## WORK TO BE COMPLETED
Your task is to filter the data below down to the lines holding "etiam".

## EXTRACTED DATA

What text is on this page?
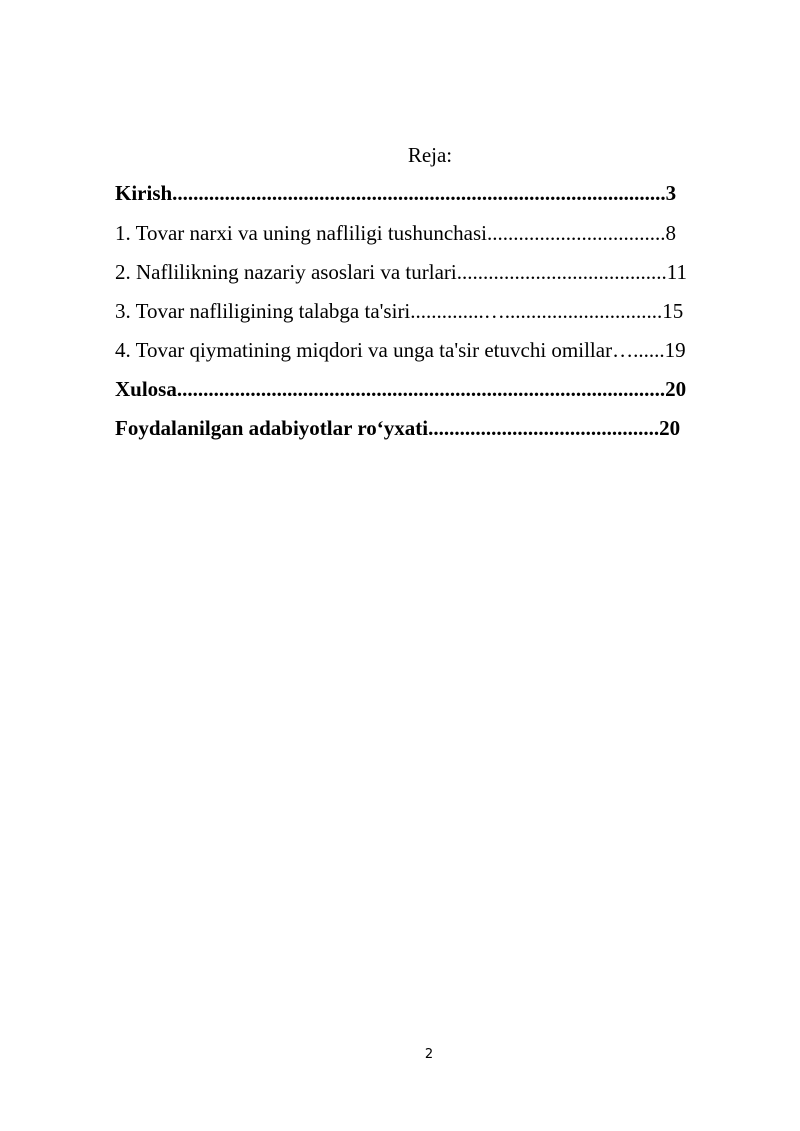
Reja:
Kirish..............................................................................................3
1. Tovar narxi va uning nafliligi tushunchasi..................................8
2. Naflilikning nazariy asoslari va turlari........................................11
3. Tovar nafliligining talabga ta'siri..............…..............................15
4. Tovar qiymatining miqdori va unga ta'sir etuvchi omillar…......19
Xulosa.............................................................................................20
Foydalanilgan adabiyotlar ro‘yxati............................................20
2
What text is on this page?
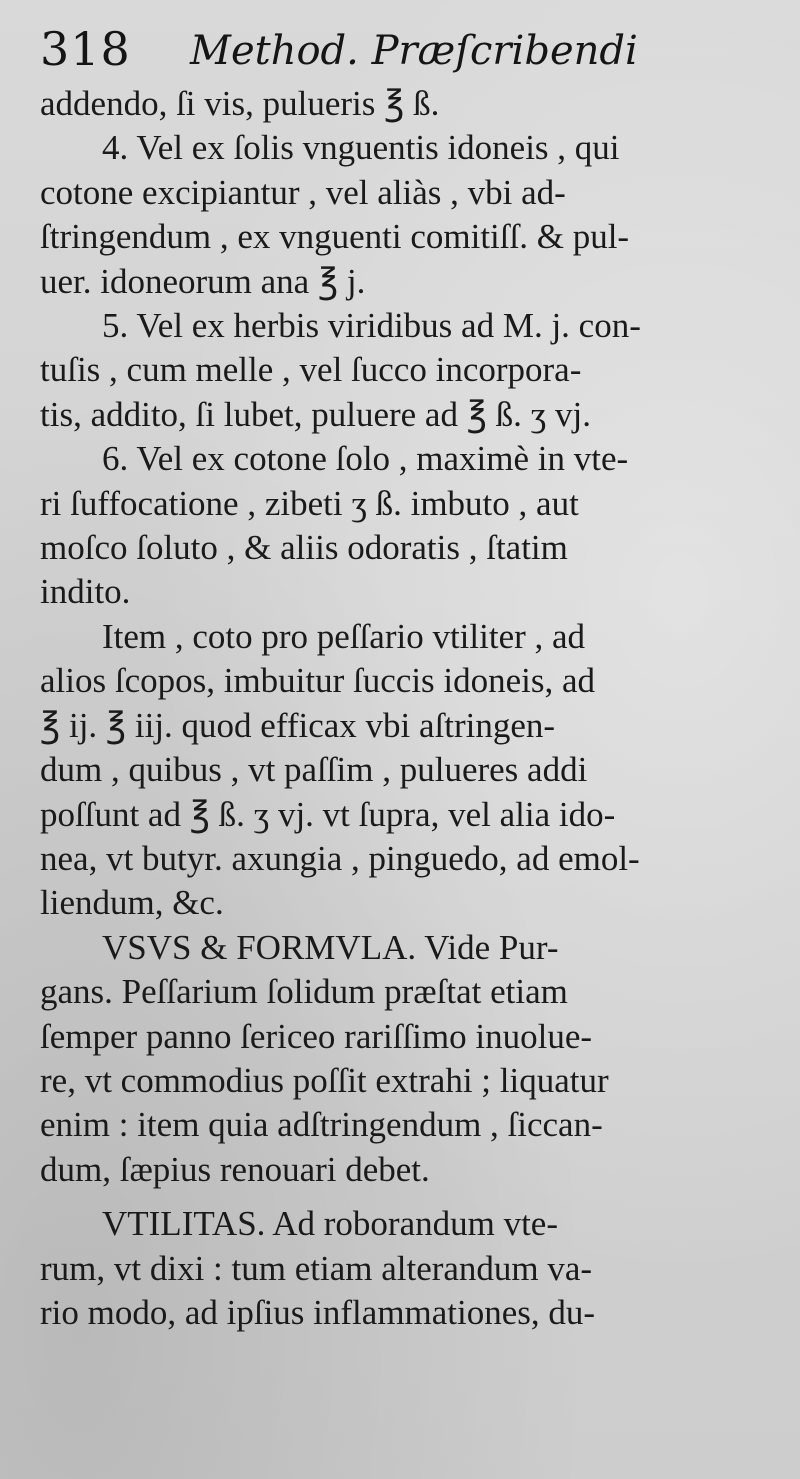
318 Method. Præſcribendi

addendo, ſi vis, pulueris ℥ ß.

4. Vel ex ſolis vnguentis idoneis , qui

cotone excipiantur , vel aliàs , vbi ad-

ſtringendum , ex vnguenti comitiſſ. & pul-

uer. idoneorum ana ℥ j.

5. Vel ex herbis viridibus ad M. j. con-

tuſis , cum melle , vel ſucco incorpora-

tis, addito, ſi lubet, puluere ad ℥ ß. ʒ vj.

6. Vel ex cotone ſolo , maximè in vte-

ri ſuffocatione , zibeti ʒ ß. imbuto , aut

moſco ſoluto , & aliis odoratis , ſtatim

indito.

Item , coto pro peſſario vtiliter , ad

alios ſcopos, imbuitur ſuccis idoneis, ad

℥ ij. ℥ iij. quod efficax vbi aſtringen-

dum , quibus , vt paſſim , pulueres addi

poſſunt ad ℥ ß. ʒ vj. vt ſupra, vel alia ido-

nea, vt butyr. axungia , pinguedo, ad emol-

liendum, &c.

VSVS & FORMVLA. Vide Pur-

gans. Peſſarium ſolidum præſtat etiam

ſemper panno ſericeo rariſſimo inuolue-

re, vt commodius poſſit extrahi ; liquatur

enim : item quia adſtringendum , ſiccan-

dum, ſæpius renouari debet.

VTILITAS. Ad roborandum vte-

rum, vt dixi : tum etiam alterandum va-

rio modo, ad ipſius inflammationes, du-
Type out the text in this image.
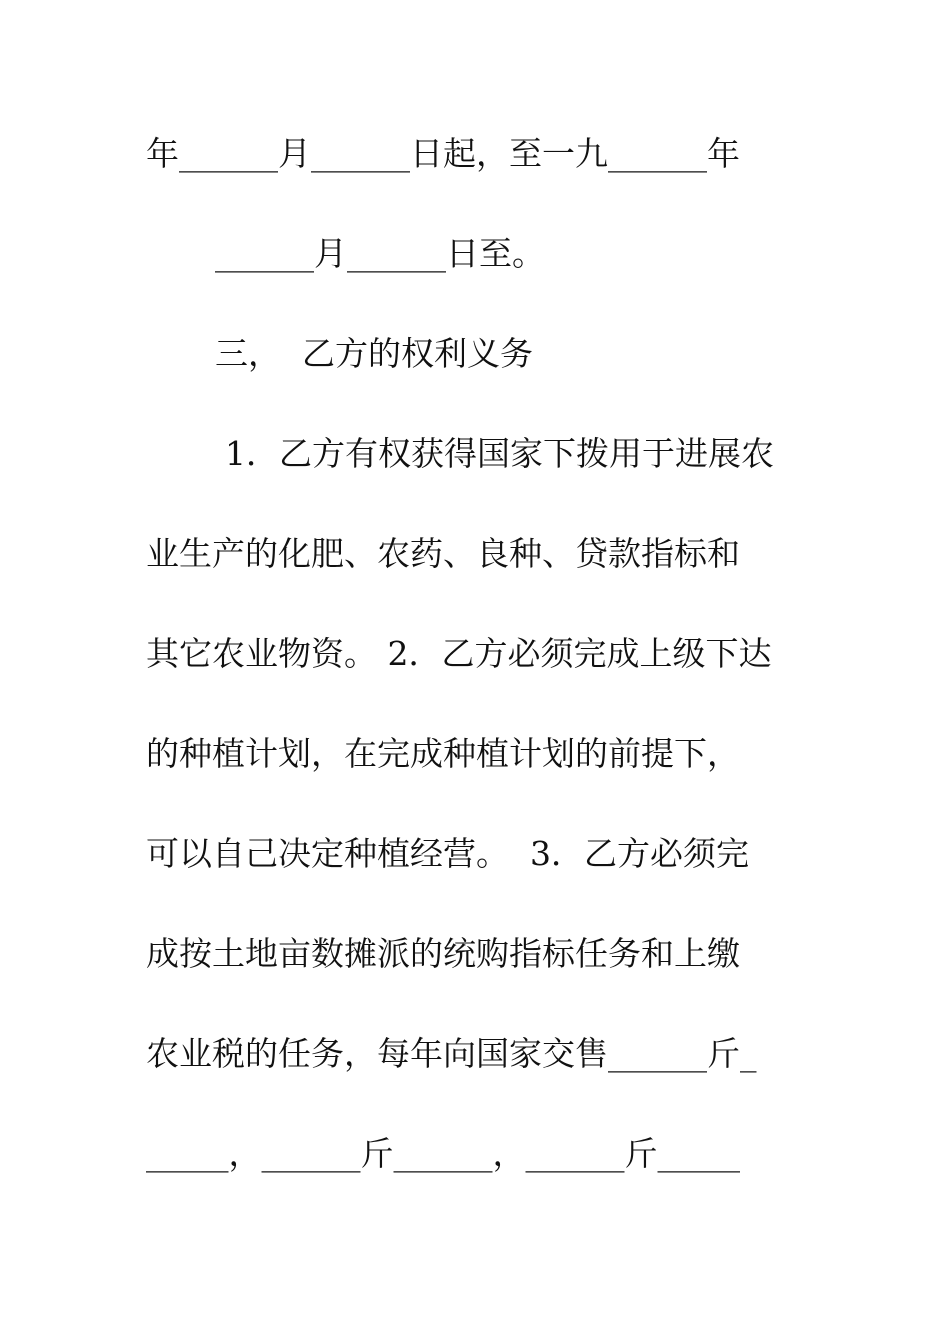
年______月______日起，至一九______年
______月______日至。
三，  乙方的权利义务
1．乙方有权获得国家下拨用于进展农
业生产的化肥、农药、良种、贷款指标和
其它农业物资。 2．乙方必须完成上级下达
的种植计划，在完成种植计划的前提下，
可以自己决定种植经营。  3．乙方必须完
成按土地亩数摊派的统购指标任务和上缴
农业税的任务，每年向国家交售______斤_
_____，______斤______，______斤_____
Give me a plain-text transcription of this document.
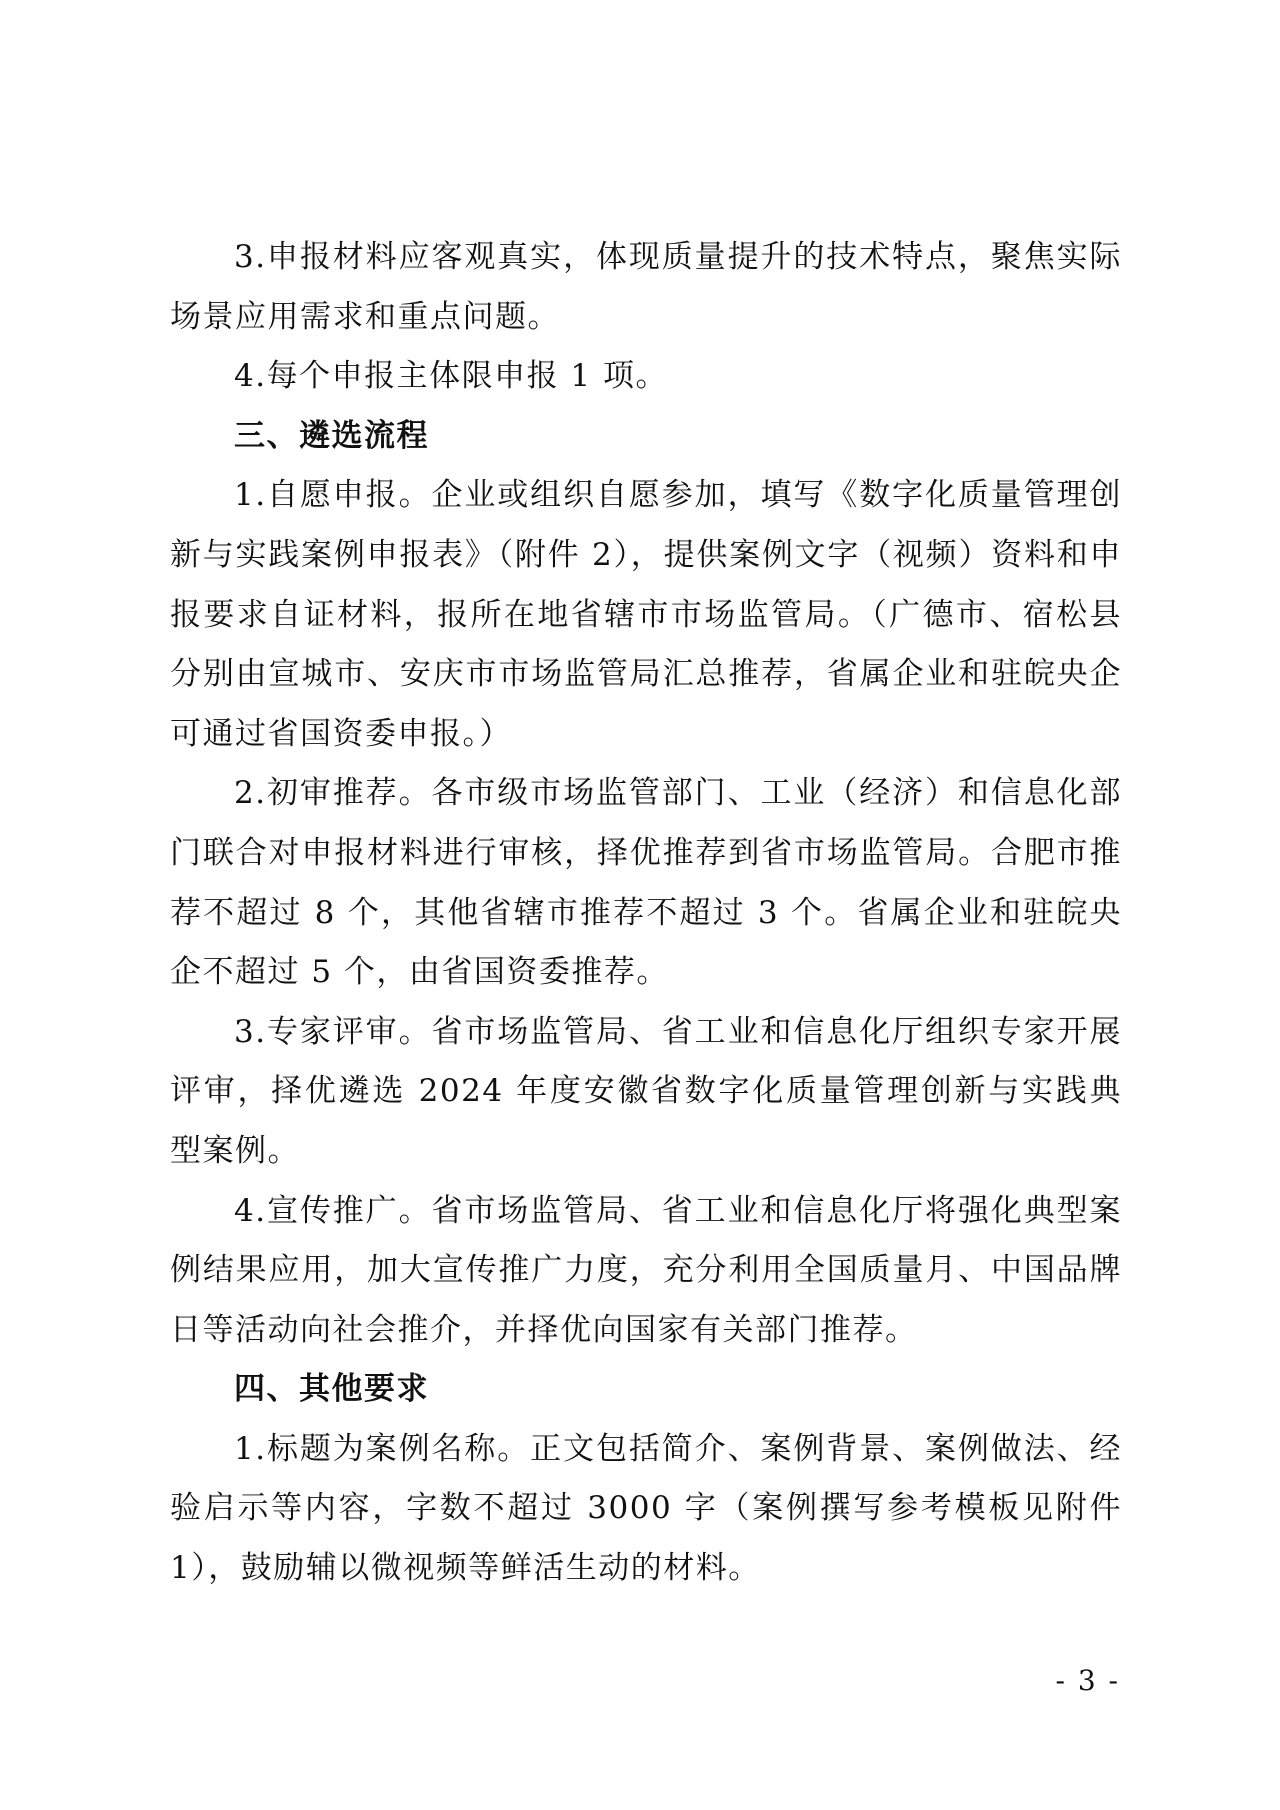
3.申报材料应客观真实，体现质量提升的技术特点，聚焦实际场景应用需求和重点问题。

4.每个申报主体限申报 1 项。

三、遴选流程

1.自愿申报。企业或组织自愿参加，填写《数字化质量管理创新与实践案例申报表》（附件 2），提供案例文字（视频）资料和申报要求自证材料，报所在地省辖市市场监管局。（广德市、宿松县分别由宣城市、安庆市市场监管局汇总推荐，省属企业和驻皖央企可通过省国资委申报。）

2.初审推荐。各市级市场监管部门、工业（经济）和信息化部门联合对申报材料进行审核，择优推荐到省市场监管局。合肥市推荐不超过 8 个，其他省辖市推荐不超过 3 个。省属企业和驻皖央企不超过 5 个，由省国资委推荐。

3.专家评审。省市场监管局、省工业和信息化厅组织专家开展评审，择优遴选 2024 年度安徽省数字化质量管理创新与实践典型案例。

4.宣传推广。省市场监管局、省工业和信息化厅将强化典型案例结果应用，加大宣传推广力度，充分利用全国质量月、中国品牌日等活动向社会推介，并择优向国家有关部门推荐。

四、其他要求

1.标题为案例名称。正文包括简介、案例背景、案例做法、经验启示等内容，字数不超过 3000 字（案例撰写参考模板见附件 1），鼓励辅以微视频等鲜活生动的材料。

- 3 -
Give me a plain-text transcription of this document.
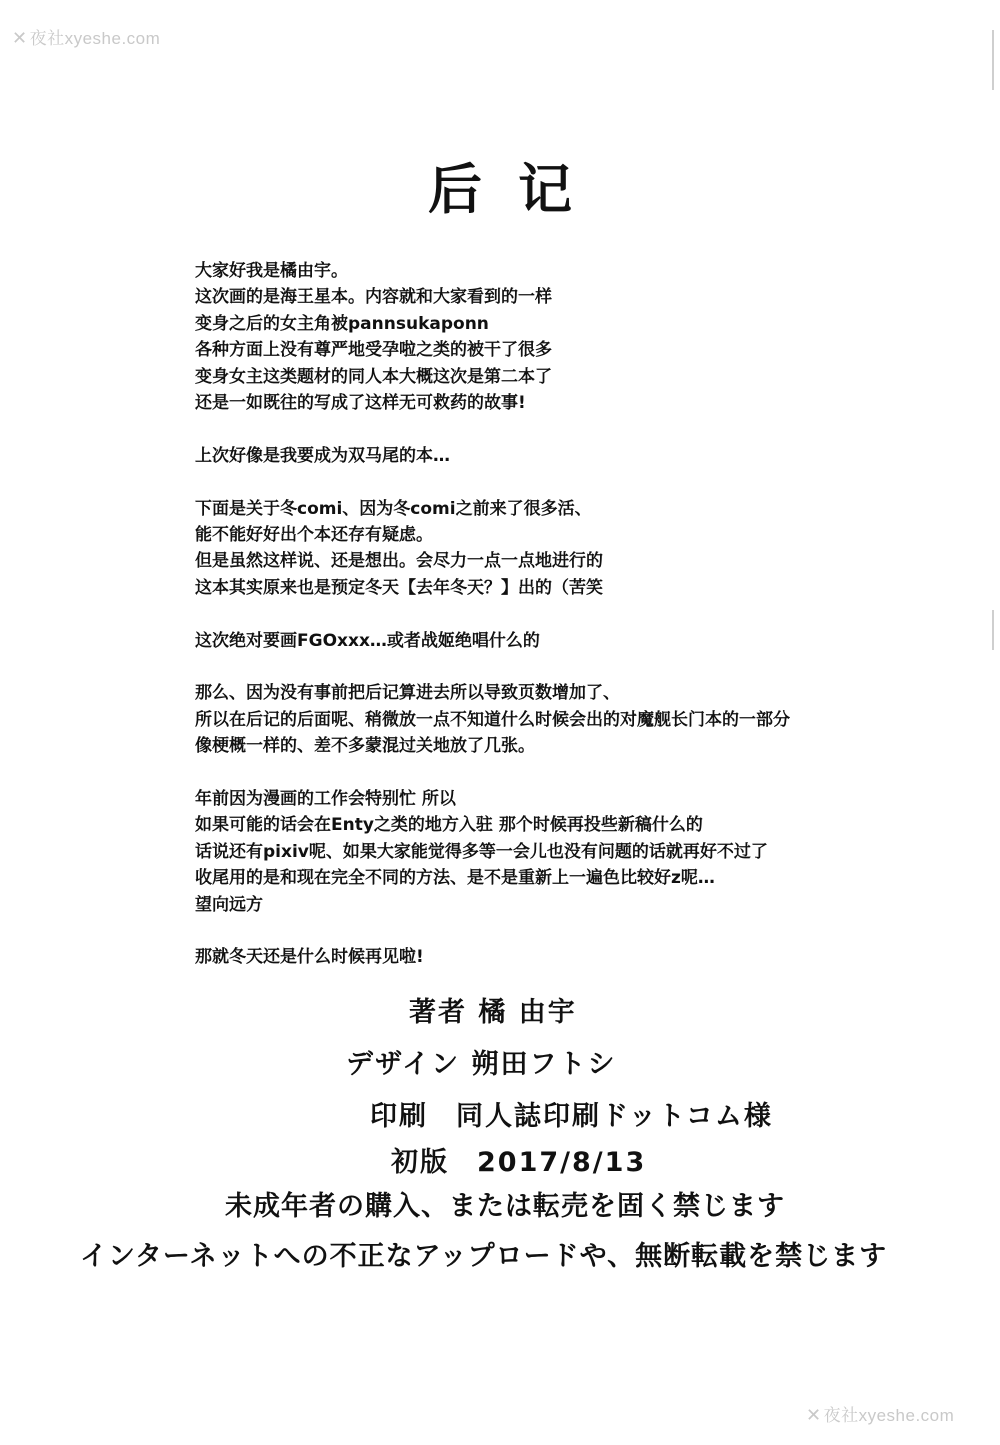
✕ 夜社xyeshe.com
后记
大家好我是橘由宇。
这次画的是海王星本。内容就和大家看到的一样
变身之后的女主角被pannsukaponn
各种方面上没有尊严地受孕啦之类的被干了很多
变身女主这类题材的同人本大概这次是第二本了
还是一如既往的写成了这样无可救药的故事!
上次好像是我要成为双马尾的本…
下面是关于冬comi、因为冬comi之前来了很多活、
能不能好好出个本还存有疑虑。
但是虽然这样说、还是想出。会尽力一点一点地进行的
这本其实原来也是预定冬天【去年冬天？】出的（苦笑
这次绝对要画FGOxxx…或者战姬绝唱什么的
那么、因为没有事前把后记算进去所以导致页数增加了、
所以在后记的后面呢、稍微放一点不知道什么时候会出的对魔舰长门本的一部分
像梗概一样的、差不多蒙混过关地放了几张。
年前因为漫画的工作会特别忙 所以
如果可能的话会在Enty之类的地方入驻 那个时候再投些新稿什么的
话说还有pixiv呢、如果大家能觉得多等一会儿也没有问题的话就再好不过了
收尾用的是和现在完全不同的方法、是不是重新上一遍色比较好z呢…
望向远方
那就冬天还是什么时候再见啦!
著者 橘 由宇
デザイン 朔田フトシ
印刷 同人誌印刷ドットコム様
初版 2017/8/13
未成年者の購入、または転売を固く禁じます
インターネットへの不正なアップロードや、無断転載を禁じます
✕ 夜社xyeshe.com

## REPLY TO THE TASK
gans. Peſſarium ſolidum præſtat etiam
rum, vt dixi : tum etiam alterandum va-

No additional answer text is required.